#### Data extract ####

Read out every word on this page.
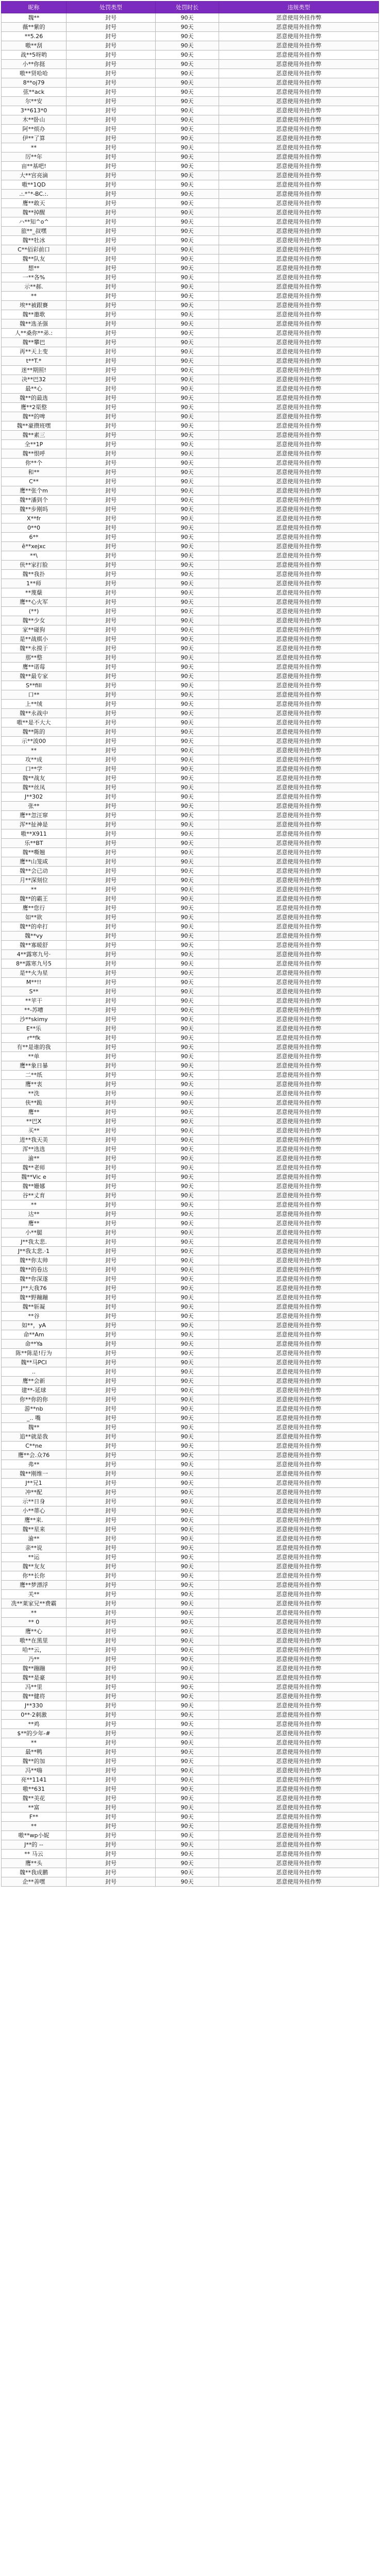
昵称	处罚类型	处罚时长	违规类型
魏**	封号	90天	恶意使用外挂作弊
薇**紫的	封号	90天	恶意使用外挂作弊
**5.26	封号	90天	恶意使用外挂作弊
嗷**刮	封号	90天	恶意使用外挂作弊
战**5呀哟	封号	90天	恶意使用外挂作弊
小**你挺	封号	90天	恶意使用外挂作弊
嗷**贤哈哈	封号	90天	恶意使用外挂作弊
8**oj79	封号	90天	恶意使用外挂作弊
弦**ack	封号	90天	恶意使用外挂作弊
尔**安	封号	90天	恶意使用外挂作弊
3**613*0	封号	90天	恶意使用外挂作弊
木**卧山	封号	90天	恶意使用外挂作弊
阿**烦办	封号	90天	恶意使用外挂作弊
伊**了算	封号	90天	恶意使用外挂作弊
**	封号	90天	恶意使用外挂作弊
厉**年	封号	90天	恶意使用外挂作弊
亩**基吧!	封号	90天	恶意使用外挂作弊
大**宫亮滴	封号	90天	恶意使用外挂作弊
嗷**1QD	封号	90天	恶意使用外挂作弊
.:.*°*-BC.:.	封号	90天	恶意使用外挂作弊
鹰**敢天	封号	90天	恶意使用外挂作弊
魏**掉醒	封号	90天	恶意使用外挂作弊
ハ**知^o^	封号	90天	恶意使用外挂作弊
旅**_叔嘿	封号	90天	恶意使用外挂作弊
魏**牡冰	封号	90天	恶意使用外挂作弊
C**佰彩前口	封号	90天	恶意使用外挂作弊
魏**队友	封号	90天	恶意使用外挂作弊
想**	封号	90天	恶意使用外挂作弊
一**各%	封号	90天	恶意使用外挂作弊
示**郝.	封号	90天	恶意使用外挂作弊
**	封号	90天	恶意使用外挂作弊
埃**被跟賽	封号	90天	恶意使用外挂作弊
魏**邀歌	封号	90天	恶意使用外挂作弊
魏**选圣强	封号	90天	恶意使用外挂作弊
人**桑你**弟.:	封号	90天	恶意使用外挂作弊
魏**攀巴	封号	90天	恶意使用外挂作弊
再**天上变	封号	90天	恶意使用外挂作弊
t**T.*	封号	90天	恶意使用外挂作弊
迷**期照!	封号	90天	恶意使用外挂作弊
决**巴32	封号	90天	恶意使用外挂作弊
最**心	封号	90天	恶意使用外挂作弊
魏**的最选	封号	90天	恶意使用外挂作弊
鹰**2渠整	封号	90天	恶意使用外挂作弊
魏**的啤	封号	90天	恶意使用外挂作弊
魏**豪攒班嘿	封号	90天	恶意使用外挂作弊
魏**素三	封号	90天	恶意使用外挂作弊
全**1P	封号	90天	恶意使用外挂作弊
魏**恨呼	封号	90天	恶意使用外挂作弊
你**个	封号	90天	恶意使用外挂作弊
和**	封号	90天	恶意使用外挂作弊
C**	封号	90天	恶意使用外挂作弊
鹰**张个m	封号	90天	恶意使用外挂作弊
魏**潘到个	封号	90天	恶意使用外挂作弊
魏**步刚吗	封号	90天	恶意使用外挂作弊
X**fr	封号	90天	恶意使用外挂作弊
0**0	封号	90天	恶意使用外挂作弊
6**	封号	90天	恶意使用外挂作弊
ê**xejxc	封号	90天	恶意使用外挂作弊
**\	封号	90天	恶意使用外挂作弊
侠**家打脸	封号	90天	恶意使用外挂作弊
魏**我扑	封号	90天	恶意使用外挂作弊
1**师	封号	90天	恶意使用外挂作弊
**蔑蘖	封号	90天	恶意使用外挂作弊
鹰**心火军	封号	90天	恶意使用外挂作弊
(**)	封号	90天	恶意使用外挂作弊
魏**少女	封号	90天	恶意使用外挂作弊
家**碰狗	封号	90天	恶意使用外挂作弊
是**战棋小	封号	90天	恶意使用外挂作弊
魏**永摸于	封号	90天	恶意使用外挂作弊
那**整	封号	90天	恶意使用外挂作弊
鹰**诺莓	封号	90天	恶意使用外挂作弊
魏**最专家	封号	90天	恶意使用外挂作弊
S**fill	封号	90天	恶意使用外挂作弊
口**	封号	90天	恶意使用外挂作弊
上**绒	封号	90天	恶意使用外挂作弊
魏**永战中	封号	90天	恶意使用外挂作弊
嗷**是不大大	封号	90天	恶意使用外挂作弊
魏**陈的	封号	90天	恶意使用外挂作弊
示**波00	封号	90天	恶意使用外挂作弊
**	封号	90天	恶意使用外挂作弊
攻**成	封号	90天	恶意使用外挂作弊
口**学	封号	90天	恶意使用外挂作弊
魏**战友	封号	90天	恶意使用外挂作弊
魏**丝凤	封号	90天	恶意使用外挂作弊
J**302	封号	90天	恶意使用外挂作弊
张**	封号	90天	恶意使用外挂作弊
鹰**忽汪窜	封号	90天	恶意使用外挂作弊
浑**扯神是	封号	90天	恶意使用外挂作弊
嗷**X911	封号	90天	恶意使用外挂作弊
乐**BT	封号	90天	恶意使用外挂作弊
魏**嘶翘	封号	90天	恶意使用外挂作弊
鹰**山笼咸	封号	90天	恶意使用外挂作弊
魏**会已动	封号	90天	恶意使用外挂作弊
月**深刻位	封号	90天	恶意使用外挂作弊
**	封号	90天	恶意使用外挂作弊
魏**的霸王	封号	90天	恶意使用外挂作弊
鹰**您行	封号	90天	恶意使用外挂作弊
如**欲	封号	90天	恶意使用外挂作弊
魏**的牵打	封号	90天	恶意使用外挂作弊
魏**vy	封号	90天	恶意使用外挂作弊
魏**寡暖舒	封号	90天	恶意使用外挂作弊
4**露寒九号·	封号	90天	恶意使用外挂作弊
8**露寒九号5	封号	90天	恶意使用外挂作弊
是**火为星	封号	90天	恶意使用外挂作弊
M**!!	封号	90天	恶意使用外挂作弊
S**	封号	90天	恶意使用外挂作弊
**苹干	封号	90天	恶意使用外挂作弊
**-苏嘈	封号	90天	恶意使用外挂作弊
沙**skimy	封号	90天	恶意使用外挂作弊
E**乐	封号	90天	恶意使用外挂作弊
r**fk	封号	90天	恶意使用外挂作弊
有**是谁的我	封号	90天	恶意使用外挂作弊
**单	封号	90天	恶意使用外挂作弊
鹰**象日暴	封号	90天	恶意使用外挂作弊
二**纸	封号	90天	恶意使用外挂作弊
鹰**衷	封号	90天	恶意使用外挂作弊
**洗	封号	90天	恶意使用外挂作弊
侠**跪	封号	90天	恶意使用外挂作弊
鹰**	封号	90天	恶意使用外挂作弊
**巴X	封号	90天	恶意使用外挂作弊
买**	封号	90天	恶意使用外挂作弊
进**我天美	封号	90天	恶意使用外挂作弊
浑**选选	封号	90天	恶意使用外挂作弊
渝**	封号	90天	恶意使用外挂作弊
魏**老师	封号	90天	恶意使用外挂作弊
魏**Vic e	封号	90天	恶意使用外挂作弊
魏**姗娜	封号	90天	恶意使用外挂作弊
谷**丈育	封号	90天	恶意使用外挂作弊
**	封号	90天	恶意使用外挂作弊
达**	封号	90天	恶意使用外挂作弊
鹰**	封号	90天	恶意使用外挂作弊
小**腿	封号	90天	恶意使用外挂作弊
J**我太悲.	封号	90天	恶意使用外挂作弊
J**我太悲.·1	封号	90天	恶意使用外挂作弊
魏**你太帅	封号	90天	恶意使用外挂作弊
魏**的卷达	封号	90天	恶意使用外挂作弊
魏**你深遂	封号	90天	恶意使用外挂作弊
J**大我76	封号	90天	恶意使用外挂作弊
魏**野蹦蹦	封号	90天	恶意使用外挂作弊
魏**斩凝	封号	90天	恶意使用外挂作弊
**谷	封号	90天	恶意使用外挂作弊
如**，yA	封号	90天	恶意使用外挂作弊
命**Am	封号	90天	恶意使用外挂作弊
命**Ya	封号	90天	恶意使用外挂作弊
陈**陈是!行为	封号	90天	恶意使用外挂作弊
魏**马PCI	封号	90天	恶意使用外挂作弊
..	封号	90天	恶意使用外挂作弊
鹰**会新	封号	90天	恶意使用外挂作弊
建**-延球	封号	90天	恶意使用外挂作弊
你**你的你	封号	90天	恶意使用外挂作弊
游**nb	封号	90天	恶意使用外挂作弊
_.. 嘴	封号	90天	恶意使用外挂作弊
魏**	封号	90天	恶意使用外挂作弊
追**就是我	封号	90天	恶意使用外挂作弊
C**ne	封号	90天	恶意使用外挂作弊
鹰**会.众76	封号	90天	恶意使用外挂作弊
弗**	封号	90天	恶意使用外挂作弊
魏**刚维一	封号	90天	恶意使用外挂作弊
J**兄1	封号	90天	恶意使用外挂作弊
冲**配	封号	90天	恶意使用外挂作弊
示**日身	封号	90天	恶意使用外挂作弊
小**蒂心	封号	90天	恶意使用外挂作弊
鹰**来.	封号	90天	恶意使用外挂作弊
魏**星来	封号	90天	恶意使用外挂作弊
渝**	封号	90天	恶意使用外挂作弊
亲**说	封号	90天	恶意使用外挂作弊
**运	封号	90天	恶意使用外挂作弊
魏**友友	封号	90天	恶意使用外挂作弊
你**长你	封号	90天	恶意使用外挂作弊
鹰**梦漂浮	封号	90天	恶意使用外挂作弊
关**	封号	90天	恶意使用外挂作弊
冼**莱家兄**费霸	封号	90天	恶意使用外挂作弊
**	封号	90天	恶意使用外挂作弊
** 0	封号	90天	恶意使用外挂作弊
鹰**心	封号	90天	恶意使用外挂作弊
嗷**在黑里	封号	90天	恶意使用外挂作弊
哈**云，	封号	90天	恶意使用外挂作弊
乃**	封号	90天	恶意使用外挂作弊
魏**蹦蹦	封号	90天	恶意使用外挂作弊
魏**是豪	封号	90天	恶意使用外挂作弊
冯**里	封号	90天	恶意使用外挂作弊
魏**健将	封号	90天	恶意使用外挂作弊
J**330	封号	90天	恶意使用外挂作弊
0**·2刺激	封号	90天	恶意使用外挂作弊
**鸡	封号	90天	恶意使用外挂作弊
$**的少年-#	封号	90天	恶意使用外挂作弊
**	封号	90天	恶意使用外挂作弊
最**鸭	封号	90天	恶意使用外挂作弊
魏**的加	封号	90天	恶意使用外挂作弊
冯**嗨	封号	90天	恶意使用外挂作弊
亮**1141	封号	90天	恶意使用外挂作弊
嗷**631	封号	90天	恶意使用外挂作弊
魏**美花	封号	90天	恶意使用外挂作弊
**富	封号	90天	恶意使用外挂作弊
F**	封号	90天	恶意使用外挂作弊
**	封号	90天	恶意使用外挂作弊
嗷**wp小妮	封号	90天	恶意使用外挂作弊
J**的 --	封号	90天	恶意使用外挂作弊
** 马云	封号	90天	恶意使用外挂作弊
鹰**头	封号	90天	恶意使用外挂作弊
魏**我成鹏	封号	90天	恶意使用外挂作弊
企**善嘿	封号	90天	恶意使用外挂作弊
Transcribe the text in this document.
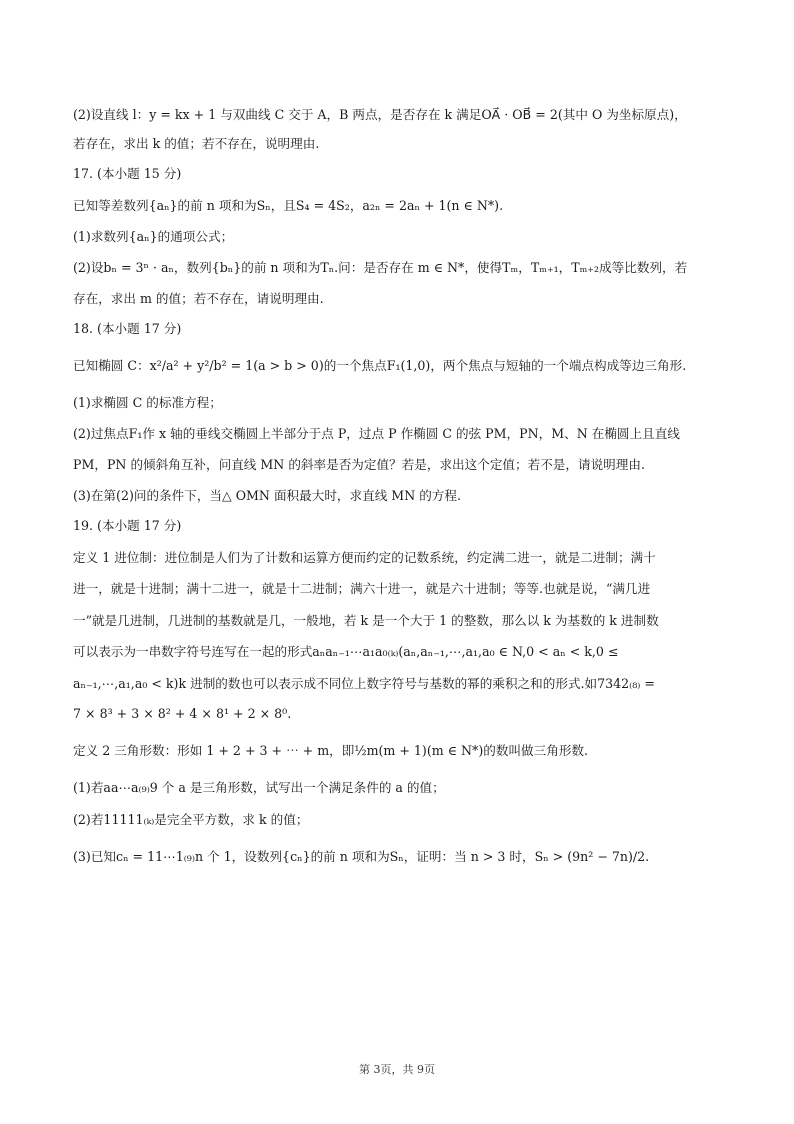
(2)设直线 l：y = kx + 1 与双曲线 C 交于 A，B 两点，是否存在 k 满足OA⃗ · OB⃗ = 2(其中 O 为坐标原点)，
若存在，求出 k 的值；若不存在，说明理由.
17. (本小题 15 分)
已知等差数列{aₙ}的前 n 项和为Sₙ，且S₄ = 4S₂，a₂ₙ = 2aₙ + 1(n ∈ N*).
(1)求数列{aₙ}的通项公式；
(2)设bₙ = 3ⁿ · aₙ，数列{bₙ}的前 n 项和为Tₙ.问：是否存在 m ∈ N*，使得Tₘ，Tₘ₊₁，Tₘ₊₂成等比数列，若
存在，求出 m 的值；若不存在，请说明理由.
18. (本小题 17 分)
已知椭圆 C：x²/a² + y²/b² = 1(a > b > 0)的一个焦点F₁(1,0)，两个焦点与短轴的一个端点构成等边三角形.
(1)求椭圆 C 的标准方程；
(2)过焦点F₁作 x 轴的垂线交椭圆上半部分于点 P，过点 P 作椭圆 C 的弦 PM，PN，M、N 在椭圆上且直线
PM，PN 的倾斜角互补，问直线 MN 的斜率是否为定值？若是，求出这个定值；若不是，请说明理由.
(3)在第(2)问的条件下，当△ OMN 面积最大时，求直线 MN 的方程.
19. (本小题 17 分)
定义 1 进位制：进位制是人们为了计数和运算方便而约定的记数系统，约定满二进一，就是二进制；满十
进一，就是十进制；满十二进一，就是十二进制；满六十进一，就是六十进制；等等.也就是说，“满几进
一”就是几进制，几进制的基数就是几，一般地，若 k 是一个大于 1 的整数，那么以 k 为基数的 k 进制数
可以表示为一串数字符号连写在一起的形式aₙaₙ₋₁⋯a₁a₀₍ₖ₎(aₙ,aₙ₋₁,⋯,a₁,a₀ ∈ N,0 < aₙ < k,0 ≤
aₙ₋₁,⋯,a₁,a₀ < k)k 进制的数也可以表示成不同位上数字符号与基数的幂的乘积之和的形式.如7342₍₈₎ =
7 × 8³ + 3 × 8² + 4 × 8¹ + 2 × 8⁰.
定义 2 三角形数：形如 1 + 2 + 3 + ⋯ + m，即½m(m + 1)(m ∈ N*)的数叫做三角形数.
(1)若aa⋯a₍₉₎9 个 a 是三角形数，试写出一个满足条件的 a 的值；
(2)若11111₍ₖ₎是完全平方数，求 k 的值；
(3)已知cₙ = 11⋯1₍₉₎n 个 1，设数列{cₙ}的前 n 项和为Sₙ，证明：当 n > 3 时，Sₙ > (9n² − 7n)/2.
第 3页，共 9页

####

**What is required**
Find how many lines in the records contain the string "是否存在", then give the number alone.

**Solved exercise**
2